=== What to work on ===
Will you extract the entries word for word? Images should not appear in the copy.

§ §

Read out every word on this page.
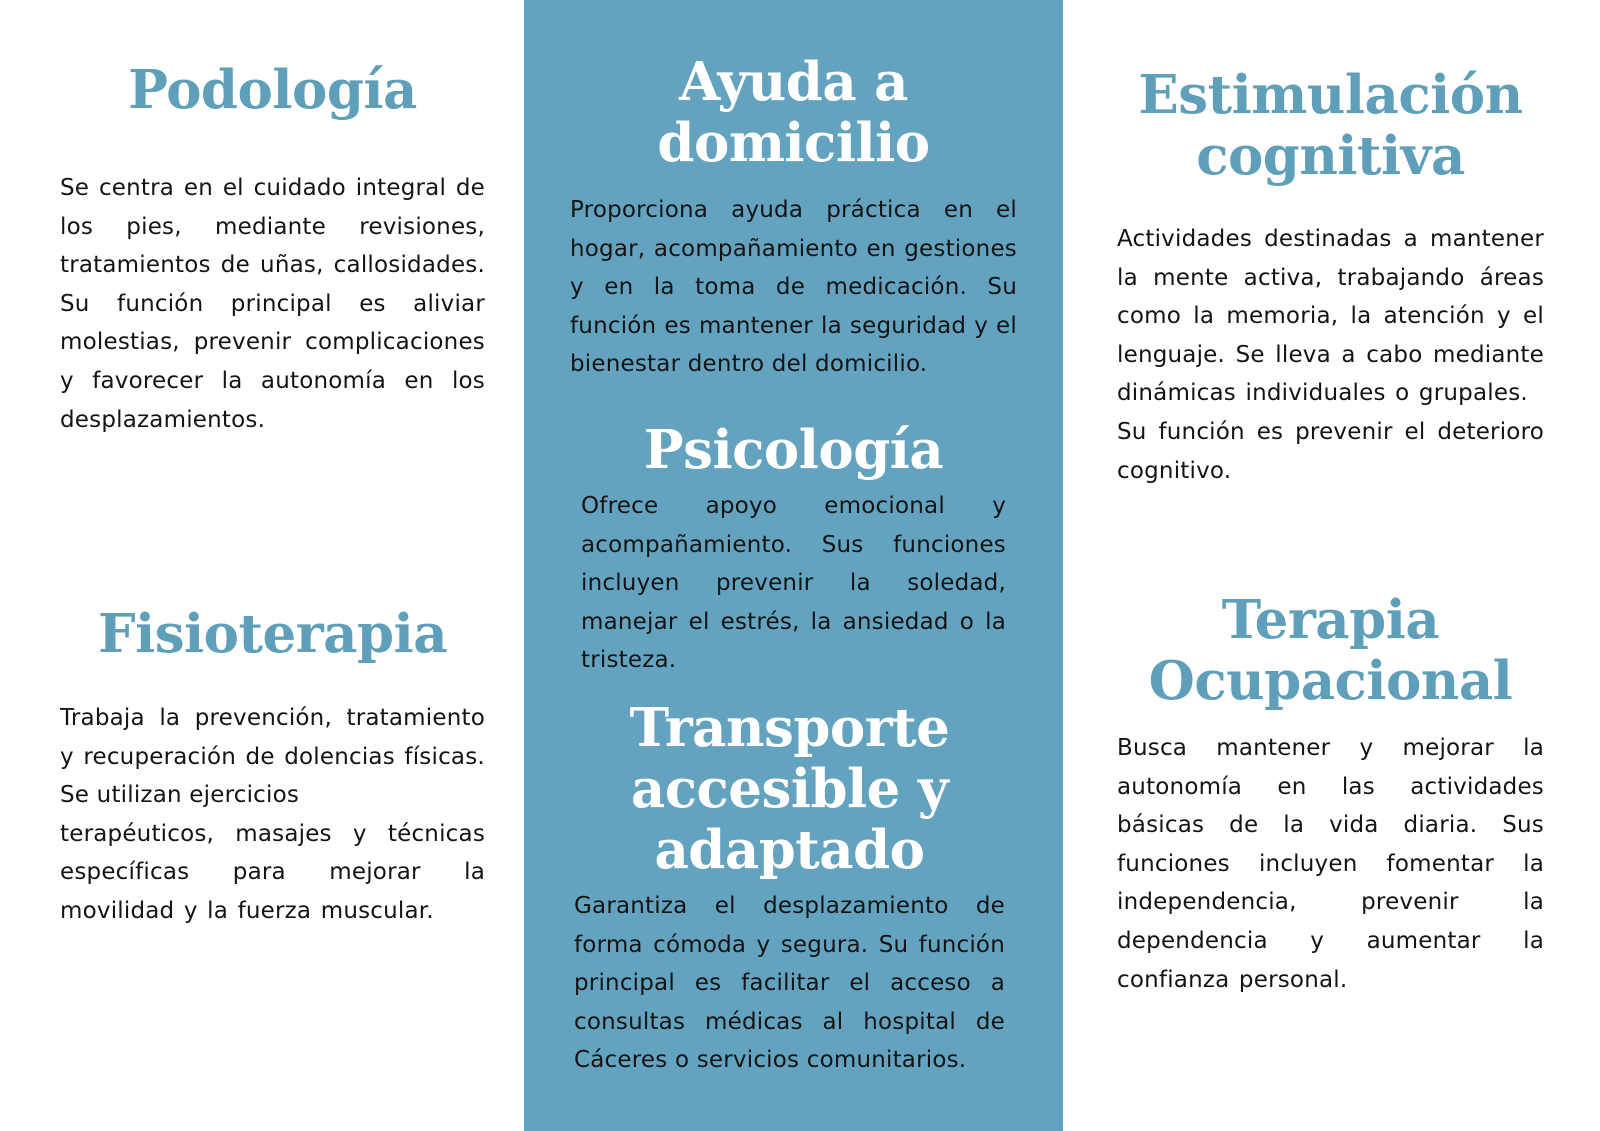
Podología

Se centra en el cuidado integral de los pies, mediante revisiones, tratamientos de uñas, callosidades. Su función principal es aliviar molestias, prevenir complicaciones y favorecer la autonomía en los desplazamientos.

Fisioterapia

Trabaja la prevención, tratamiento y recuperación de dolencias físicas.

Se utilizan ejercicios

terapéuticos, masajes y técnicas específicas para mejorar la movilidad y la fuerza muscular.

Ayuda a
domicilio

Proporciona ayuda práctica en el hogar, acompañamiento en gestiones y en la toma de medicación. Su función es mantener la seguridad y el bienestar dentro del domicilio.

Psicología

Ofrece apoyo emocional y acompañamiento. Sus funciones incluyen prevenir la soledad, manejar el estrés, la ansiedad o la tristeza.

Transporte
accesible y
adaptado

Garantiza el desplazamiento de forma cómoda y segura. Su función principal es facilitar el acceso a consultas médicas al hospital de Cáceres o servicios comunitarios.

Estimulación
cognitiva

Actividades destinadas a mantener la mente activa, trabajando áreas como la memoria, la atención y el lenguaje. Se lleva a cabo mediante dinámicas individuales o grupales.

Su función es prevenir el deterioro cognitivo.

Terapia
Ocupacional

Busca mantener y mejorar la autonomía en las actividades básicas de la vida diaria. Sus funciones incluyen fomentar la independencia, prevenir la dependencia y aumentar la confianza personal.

§ §

=== Finished exercise ===
Read out every word on this page.
Podología

Se centra en el cuidado integral de los pies, mediante revisiones, tratamientos de uñas, callosidades. Su función principal es aliviar molestias, prevenir complicaciones y favorecer la autonomía en los desplazamientos.

Fisioterapia

Trabaja la prevención, tratamiento y recuperación de dolencias físicas.

Se utilizan ejercicios

terapéuticos, masajes y técnicas específicas para mejorar la movilidad y la fuerza muscular.

Ayuda a
domicilio

Proporciona ayuda práctica en el hogar, acompañamiento en gestiones y en la toma de medicación. Su función es mantener la seguridad y el bienestar dentro del domicilio.

Psicología

Ofrece apoyo emocional y acompañamiento. Sus funciones incluyen prevenir la soledad, manejar el estrés, la ansiedad o la tristeza.

Transporte
accesible y
adaptado

Garantiza el desplazamiento de forma cómoda y segura. Su función principal es facilitar el acceso a consultas médicas al hospital de Cáceres o servicios comunitarios.

Estimulación
cognitiva

Actividades destinadas a mantener la mente activa, trabajando áreas como la memoria, la atención y el lenguaje. Se lleva a cabo mediante dinámicas individuales o grupales.

Su función es prevenir el deterioro cognitivo.

Terapia
Ocupacional

Busca mantener y mejorar la autonomía en las actividades básicas de la vida diaria. Sus funciones incluyen fomentar la independencia, prevenir la dependencia y aumentar la confianza personal.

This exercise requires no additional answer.